[A block of data]
%%
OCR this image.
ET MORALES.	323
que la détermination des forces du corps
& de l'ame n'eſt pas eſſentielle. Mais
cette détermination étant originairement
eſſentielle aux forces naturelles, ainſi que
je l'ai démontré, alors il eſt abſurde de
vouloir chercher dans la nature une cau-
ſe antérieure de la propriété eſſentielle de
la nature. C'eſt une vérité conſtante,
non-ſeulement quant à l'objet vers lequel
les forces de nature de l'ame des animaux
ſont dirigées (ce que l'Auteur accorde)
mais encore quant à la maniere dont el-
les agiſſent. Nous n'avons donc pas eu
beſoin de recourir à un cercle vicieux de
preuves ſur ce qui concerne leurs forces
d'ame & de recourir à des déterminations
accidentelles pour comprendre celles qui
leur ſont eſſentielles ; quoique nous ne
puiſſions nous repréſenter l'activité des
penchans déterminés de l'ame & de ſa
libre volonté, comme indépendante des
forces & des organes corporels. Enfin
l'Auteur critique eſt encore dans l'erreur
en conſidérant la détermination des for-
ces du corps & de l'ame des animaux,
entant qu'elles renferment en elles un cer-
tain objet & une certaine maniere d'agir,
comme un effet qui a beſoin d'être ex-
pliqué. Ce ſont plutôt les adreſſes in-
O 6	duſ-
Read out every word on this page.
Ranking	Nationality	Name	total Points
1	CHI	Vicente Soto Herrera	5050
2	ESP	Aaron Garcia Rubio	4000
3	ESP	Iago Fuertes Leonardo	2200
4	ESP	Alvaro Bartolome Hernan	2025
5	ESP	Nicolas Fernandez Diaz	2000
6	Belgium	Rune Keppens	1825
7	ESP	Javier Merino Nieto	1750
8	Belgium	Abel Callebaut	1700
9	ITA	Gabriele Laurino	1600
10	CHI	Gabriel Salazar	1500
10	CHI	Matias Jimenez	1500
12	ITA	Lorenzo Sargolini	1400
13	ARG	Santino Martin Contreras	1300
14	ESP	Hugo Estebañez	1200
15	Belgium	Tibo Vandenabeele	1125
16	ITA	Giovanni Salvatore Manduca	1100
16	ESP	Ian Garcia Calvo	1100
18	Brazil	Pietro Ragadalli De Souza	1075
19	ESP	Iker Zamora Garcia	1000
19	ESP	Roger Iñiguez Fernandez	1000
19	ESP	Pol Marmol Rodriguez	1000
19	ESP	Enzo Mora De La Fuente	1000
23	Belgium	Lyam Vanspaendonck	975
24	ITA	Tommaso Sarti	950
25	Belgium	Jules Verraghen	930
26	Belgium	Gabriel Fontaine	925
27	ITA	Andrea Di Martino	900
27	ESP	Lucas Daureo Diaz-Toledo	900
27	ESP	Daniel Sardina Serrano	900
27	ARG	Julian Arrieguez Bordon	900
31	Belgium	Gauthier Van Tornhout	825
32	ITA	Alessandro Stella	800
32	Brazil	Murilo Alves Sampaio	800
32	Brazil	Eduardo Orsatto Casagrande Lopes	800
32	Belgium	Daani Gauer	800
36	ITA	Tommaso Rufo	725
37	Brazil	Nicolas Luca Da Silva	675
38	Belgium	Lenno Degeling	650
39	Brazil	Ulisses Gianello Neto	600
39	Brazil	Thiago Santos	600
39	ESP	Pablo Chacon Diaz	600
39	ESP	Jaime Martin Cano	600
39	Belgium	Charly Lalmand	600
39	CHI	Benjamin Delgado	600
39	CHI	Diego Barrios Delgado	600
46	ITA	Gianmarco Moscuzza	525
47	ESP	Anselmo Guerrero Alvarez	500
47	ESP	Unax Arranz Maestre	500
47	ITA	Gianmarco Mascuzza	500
%%
◆ Exercise aim: Give a word-for-word copy of the records.

◆ Response:
OCR this image.
ET MORALES.	323
que la détermination des forces du corps
& de l'ame n'eſt pas eſſentielle. Mais
cette détermination étant originairement
eſſentielle aux forces naturelles, ainſi que
je l'ai démontré, alors il eſt abſurde de
vouloir chercher dans la nature une cau-
ſe antérieure de la propriété eſſentielle de
la nature. C'eſt une vérité conſtante,
non-ſeulement quant à l'objet vers lequel
les forces de nature de l'ame des animaux
ſont dirigées (ce que l'Auteur accorde)
mais encore quant à la maniere dont el-
les agiſſent. Nous n'avons donc pas eu
beſoin de recourir à un cercle vicieux de
preuves ſur ce qui concerne leurs forces
d'ame & de recourir à des déterminations
accidentelles pour comprendre celles qui
leur ſont eſſentielles ; quoique nous ne
puiſſions nous repréſenter l'activité des
penchans déterminés de l'ame & de ſa
libre volonté, comme indépendante des
forces & des organes corporels. Enfin
l'Auteur critique eſt encore dans l'erreur
en conſidérant la détermination des for-
ces du corps & de l'ame des animaux,
entant qu'elles renferment en elles un cer-
tain objet & une certaine maniere d'agir,
comme un effet qui a beſoin d'être ex-
pliqué. Ce ſont plutôt les adreſſes in-
O 6	duſ-
Read out every word on this page.
Ranking	Nationality	Name	total Points
1	CHI	Vicente Soto Herrera	5050
2	ESP	Aaron Garcia Rubio	4000
3	ESP	Iago Fuertes Leonardo	2200
4	ESP	Alvaro Bartolome Hernan	2025
5	ESP	Nicolas Fernandez Diaz	2000
6	Belgium	Rune Keppens	1825
7	ESP	Javier Merino Nieto	1750
8	Belgium	Abel Callebaut	1700
9	ITA	Gabriele Laurino	1600
10	CHI	Gabriel Salazar	1500
10	CHI	Matias Jimenez	1500
12	ITA	Lorenzo Sargolini	1400
13	ARG	Santino Martin Contreras	1300
14	ESP	Hugo Estebañez	1200
15	Belgium	Tibo Vandenabeele	1125
16	ITA	Giovanni Salvatore Manduca	1100
16	ESP	Ian Garcia Calvo	1100
18	Brazil	Pietro Ragadalli De Souza	1075
19	ESP	Iker Zamora Garcia	1000
19	ESP	Roger Iñiguez Fernandez	1000
19	ESP	Pol Marmol Rodriguez	1000
19	ESP	Enzo Mora De La Fuente	1000
23	Belgium	Lyam Vanspaendonck	975
24	ITA	Tommaso Sarti	950
25	Belgium	Jules Verraghen	930
26	Belgium	Gabriel Fontaine	925
27	ITA	Andrea Di Martino	900
27	ESP	Lucas Daureo Diaz-Toledo	900
27	ESP	Daniel Sardina Serrano	900
27	ARG	Julian Arrieguez Bordon	900
31	Belgium	Gauthier Van Tornhout	825
32	ITA	Alessandro Stella	800
32	Brazil	Murilo Alves Sampaio	800
32	Brazil	Eduardo Orsatto Casagrande Lopes	800
32	Belgium	Daani Gauer	800
36	ITA	Tommaso Rufo	725
37	Brazil	Nicolas Luca Da Silva	675
38	Belgium	Lenno Degeling	650
39	Brazil	Ulisses Gianello Neto	600
39	Brazil	Thiago Santos	600
39	ESP	Pablo Chacon Diaz	600
39	ESP	Jaime Martin Cano	600
39	Belgium	Charly Lalmand	600
39	CHI	Benjamin Delgado	600
39	CHI	Diego Barrios Delgado	600
46	ITA	Gianmarco Moscuzza	525
47	ESP	Anselmo Guerrero Alvarez	500
47	ESP	Unax Arranz Maestre	500
47	ITA	Gianmarco Mascuzza	500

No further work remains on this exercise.